WHAT IS REQUIRED:
Output the listing below line for line, keeping every character unchanged.

** start MATERIAL FOR THIS TASK **

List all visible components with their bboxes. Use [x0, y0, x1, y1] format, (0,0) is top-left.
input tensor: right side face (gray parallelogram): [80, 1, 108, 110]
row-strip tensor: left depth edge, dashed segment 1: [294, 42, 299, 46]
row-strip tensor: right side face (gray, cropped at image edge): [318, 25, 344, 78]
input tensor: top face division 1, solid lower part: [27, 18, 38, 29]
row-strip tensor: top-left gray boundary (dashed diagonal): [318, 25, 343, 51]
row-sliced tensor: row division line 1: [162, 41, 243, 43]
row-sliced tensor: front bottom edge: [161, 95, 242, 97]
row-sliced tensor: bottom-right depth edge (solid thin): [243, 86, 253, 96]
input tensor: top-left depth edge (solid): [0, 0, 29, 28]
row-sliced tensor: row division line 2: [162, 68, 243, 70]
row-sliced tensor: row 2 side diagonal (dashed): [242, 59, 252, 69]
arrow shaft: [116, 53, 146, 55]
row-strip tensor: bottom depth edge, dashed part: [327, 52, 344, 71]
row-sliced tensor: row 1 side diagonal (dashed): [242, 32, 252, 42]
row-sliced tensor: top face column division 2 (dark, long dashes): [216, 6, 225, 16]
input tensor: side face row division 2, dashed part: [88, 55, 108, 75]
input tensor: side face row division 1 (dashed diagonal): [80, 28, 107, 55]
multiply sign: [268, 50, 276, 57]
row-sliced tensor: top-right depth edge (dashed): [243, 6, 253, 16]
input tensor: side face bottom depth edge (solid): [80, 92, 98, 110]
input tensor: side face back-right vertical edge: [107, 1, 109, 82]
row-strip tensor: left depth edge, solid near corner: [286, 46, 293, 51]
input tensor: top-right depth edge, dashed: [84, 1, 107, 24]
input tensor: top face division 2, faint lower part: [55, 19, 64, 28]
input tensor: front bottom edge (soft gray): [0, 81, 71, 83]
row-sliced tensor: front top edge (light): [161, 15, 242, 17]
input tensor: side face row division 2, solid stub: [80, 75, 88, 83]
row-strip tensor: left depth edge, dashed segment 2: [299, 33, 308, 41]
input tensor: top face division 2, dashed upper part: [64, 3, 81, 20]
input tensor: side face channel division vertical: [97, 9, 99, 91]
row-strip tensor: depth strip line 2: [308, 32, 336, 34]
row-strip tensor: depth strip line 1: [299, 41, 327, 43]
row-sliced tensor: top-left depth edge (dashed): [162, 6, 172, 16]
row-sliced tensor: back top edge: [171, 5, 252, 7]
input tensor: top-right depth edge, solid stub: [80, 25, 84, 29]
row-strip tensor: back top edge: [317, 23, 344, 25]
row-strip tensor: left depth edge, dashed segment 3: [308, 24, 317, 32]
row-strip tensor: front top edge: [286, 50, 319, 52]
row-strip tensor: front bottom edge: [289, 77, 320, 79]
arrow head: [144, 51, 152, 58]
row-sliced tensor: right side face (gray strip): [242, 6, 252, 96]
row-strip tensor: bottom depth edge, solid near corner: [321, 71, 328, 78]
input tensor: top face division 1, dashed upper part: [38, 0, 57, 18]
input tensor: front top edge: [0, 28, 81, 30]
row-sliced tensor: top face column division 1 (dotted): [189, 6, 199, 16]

** end MATERIAL FOR THIS TASK **

OUTPUT FOR THIS EXERCISE:
List all visible components with their bboxes. Use [x0, y0, x1, y1] format, (0,0) is top-left.
input tensor: right side face (gray parallelogram): [80, 1, 108, 110]
row-strip tensor: left depth edge, dashed segment 1: [294, 42, 299, 46]
row-strip tensor: right side face (gray, cropped at image edge): [318, 25, 344, 78]
input tensor: top face division 1, solid lower part: [27, 18, 38, 29]
row-strip tensor: top-left gray boundary (dashed diagonal): [318, 25, 343, 51]
row-sliced tensor: row division line 1: [162, 41, 243, 43]
row-sliced tensor: front bottom edge: [161, 95, 242, 97]
row-sliced tensor: bottom-right depth edge (solid thin): [243, 86, 253, 96]
input tensor: top-left depth edge (solid): [0, 0, 29, 28]
row-sliced tensor: row division line 2: [162, 68, 243, 70]
row-sliced tensor: row 2 side diagonal (dashed): [242, 59, 252, 69]
arrow shaft: [116, 53, 146, 55]
row-strip tensor: bottom depth edge, dashed part: [327, 52, 344, 71]
row-sliced tensor: row 1 side diagonal (dashed): [242, 32, 252, 42]
row-sliced tensor: top face column division 2 (dark, long dashes): [216, 6, 225, 16]
input tensor: side face row division 2, dashed part: [88, 55, 108, 75]
input tensor: side face row division 1 (dashed diagonal): [80, 28, 107, 55]
multiply sign: [268, 50, 276, 57]
row-sliced tensor: top-right depth edge (dashed): [243, 6, 253, 16]
input tensor: side face bottom depth edge (solid): [80, 92, 98, 110]
input tensor: side face back-right vertical edge: [107, 1, 109, 82]
row-strip tensor: left depth edge, solid near corner: [286, 46, 293, 51]
input tensor: top-right depth edge, dashed: [84, 1, 107, 24]
input tensor: top face division 2, faint lower part: [55, 19, 64, 28]
input tensor: front bottom edge (soft gray): [0, 81, 71, 83]
row-sliced tensor: front top edge (light): [161, 15, 242, 17]
input tensor: side face row division 2, solid stub: [80, 75, 88, 83]
row-strip tensor: left depth edge, dashed segment 2: [299, 33, 308, 41]
input tensor: top face division 2, dashed upper part: [64, 3, 81, 20]
input tensor: side face channel division vertical: [97, 9, 99, 91]
row-strip tensor: depth strip line 2: [308, 32, 336, 34]
row-strip tensor: depth strip line 1: [299, 41, 327, 43]
row-sliced tensor: top-left depth edge (dashed): [162, 6, 172, 16]
row-sliced tensor: back top edge: [171, 5, 252, 7]
input tensor: top-right depth edge, solid stub: [80, 25, 84, 29]
row-strip tensor: back top edge: [317, 23, 344, 25]
row-strip tensor: left depth edge, dashed segment 3: [308, 24, 317, 32]
row-strip tensor: front top edge: [286, 50, 319, 52]
row-strip tensor: front bottom edge: [289, 77, 320, 79]
arrow head: [144, 51, 152, 58]
row-sliced tensor: right side face (gray strip): [242, 6, 252, 96]
row-strip tensor: bottom depth edge, solid near corner: [321, 71, 328, 78]
input tensor: top face division 1, dashed upper part: [38, 0, 57, 18]
input tensor: front top edge: [0, 28, 81, 30]
row-sliced tensor: top face column division 1 (dotted): [189, 6, 199, 16]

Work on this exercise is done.